Write out every line below that includes the word "Expected".

****************************************

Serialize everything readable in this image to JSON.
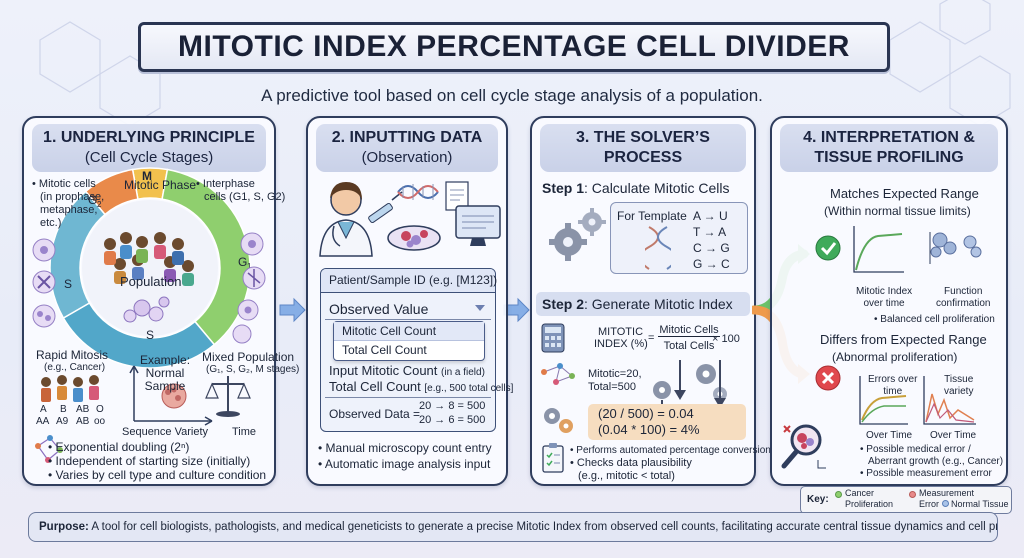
{
  "title": "MITOTIC INDEX PERCENTAGE CELL DIVIDER",
  "subtitle": "A predictive tool based on cell cycle stage analysis of a population.",
  "panel1": {
    "heading_line1": "1. UNDERLYING PRINCIPLE",
    "heading_line2": "(Cell Cycle Stages)",
    "mitotic_cells_note": [
      "• Mitotic cells",
      "(in prophase,",
      "metaphase,",
      "etc.)"
    ],
    "mitotic_phase": "Mitotic Phase",
    "interphase_note": [
      "• Interphase",
      "cells (G1, S, G2)"
    ],
    "ring_labels": {
      "m": "M",
      "g2": "G",
      "g2_sub": "2",
      "g1": "G",
      "g1_sub": "1",
      "s_left": "S",
      "s_bottom": "S"
    },
    "population": "Population",
    "rapid_mitosis": "Rapid Mitosis",
    "rapid_mitosis_sub": "(e.g., Cancer)",
    "example": [
      "Example:",
      "Normal",
      "Sample"
    ],
    "mixed_population": "Mixed Population",
    "mixed_population_sub": "(G₁, S, G₂, M stages)",
    "genotypes_top": [
      "A",
      "B",
      "AB",
      "O"
    ],
    "genotypes_bottom": [
      "AA",
      "A9",
      "AB",
      "oo"
    ],
    "sequence_variety": "Sequence Variety",
    "time": "Time",
    "bullets": [
      "• Exponential doubling (2ⁿ)",
      "• Independent of starting size (initially)",
      "• Varies by cell type and culture condition"
    ]
  },
  "panel2": {
    "heading_line1": "2. INPUTTING DATA",
    "heading_line2": "(Observation)",
    "patient_id": "Patient/Sample ID (e.g. [M123])",
    "observed_value": "Observed Value",
    "options": [
      "Mitotic Cell Count",
      "Total Cell Count"
    ],
    "input_mitotic": "Input Mitotic Count",
    "input_mitotic_note": "(in a field)",
    "total_cell_count": "Total Cell Count",
    "total_cell_note": "[e.g., 500 total cells]",
    "observed_data": "Observed Data =",
    "observed_rows": [
      "20 → 8 = 500",
      "20 → 6 = 500"
    ],
    "bullets": [
      "• Manual microscopy count entry",
      "• Automatic image analysis input"
    ]
  },
  "panel3": {
    "heading_line1": "3. THE SOLVER’S",
    "heading_line2": "PROCESS",
    "step1_prefix": "Step 1",
    "step1_text": ": Calculate Mitotic Cells",
    "template_label": "For Template",
    "template_pairs": [
      "A → U",
      "T → A",
      "C → G",
      "G → C"
    ],
    "step2_prefix": "Step 2",
    "step2_text": ": Generate Mitotic Index",
    "formula_left": [
      "MITOTIC",
      "INDEX (%)"
    ],
    "formula_num": "Mitotic Cells",
    "formula_den": "Total Cells",
    "formula_mult": "× 100",
    "mitotic_vals": [
      "Mitotic=20,",
      "Total=500"
    ],
    "calc_lines": [
      "(20 / 500) = 0.04",
      "(0.04 * 100) = 4%"
    ],
    "bullets": [
      "• Performs automated percentage conversion",
      "• Checks data plausibility",
      "(e.g., mitotic < total)"
    ]
  },
  "panel4": {
    "heading_line1": "4. INTERPRETATION &",
    "heading_line2": "TISSUE PROFILING",
    "match_title": "Matches Expected Range",
    "match_sub": "(Within normal tissue limits)",
    "mitotic_index_over_time": [
      "Mitotic Index",
      "over time"
    ],
    "function_confirmation": [
      "Function",
      "confirmation"
    ],
    "balanced": "• Balanced cell proliferation",
    "differs_title": "Differs from Expected Range",
    "differs_sub": "(Abnormal proliferation)",
    "errors_over_time": [
      "Errors over",
      "time"
    ],
    "tissue_variety": [
      "Tissue",
      "variety"
    ],
    "over_time": "Over Time",
    "bullets": [
      "• Possible medical error /",
      "Aberrant growth (e.g., Cancer)",
      "• Possible measurement error"
    ]
  },
  "key": {
    "label": "Key:",
    "items": [
      "Cancer",
      "Proliferation",
      "Measurement",
      "Error",
      "Normal Tissue"
    ]
  },
  "purpose": {
    "label": "Purpose:",
    "text": "A tool for cell biologists, pathologists, and medical geneticists to generate a precise Mitotic Index from observed cell counts, facilitating accurate central tissue dynamics and cell proliferation assessment."
  },
  "colors": {
    "navy": "#2f3d5d",
    "ring_m": "#f2c14e",
    "ring_g1": "#8fcf6e",
    "ring_s": "#52a7c9",
    "ring_g2": "#e98a4a",
    "check_green": "#3faa5a",
    "error_red": "#e0484d",
    "arrow_blue": "#86aee6",
    "arrow_green": "#6bc26a",
    "arrow_orange": "#ee9a4b"
  }
}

****************************************

• [EXERCISE OUTPUT]
    "match_title": "Matches Expected Range",
    "differs_title": "Differs from Expected Range",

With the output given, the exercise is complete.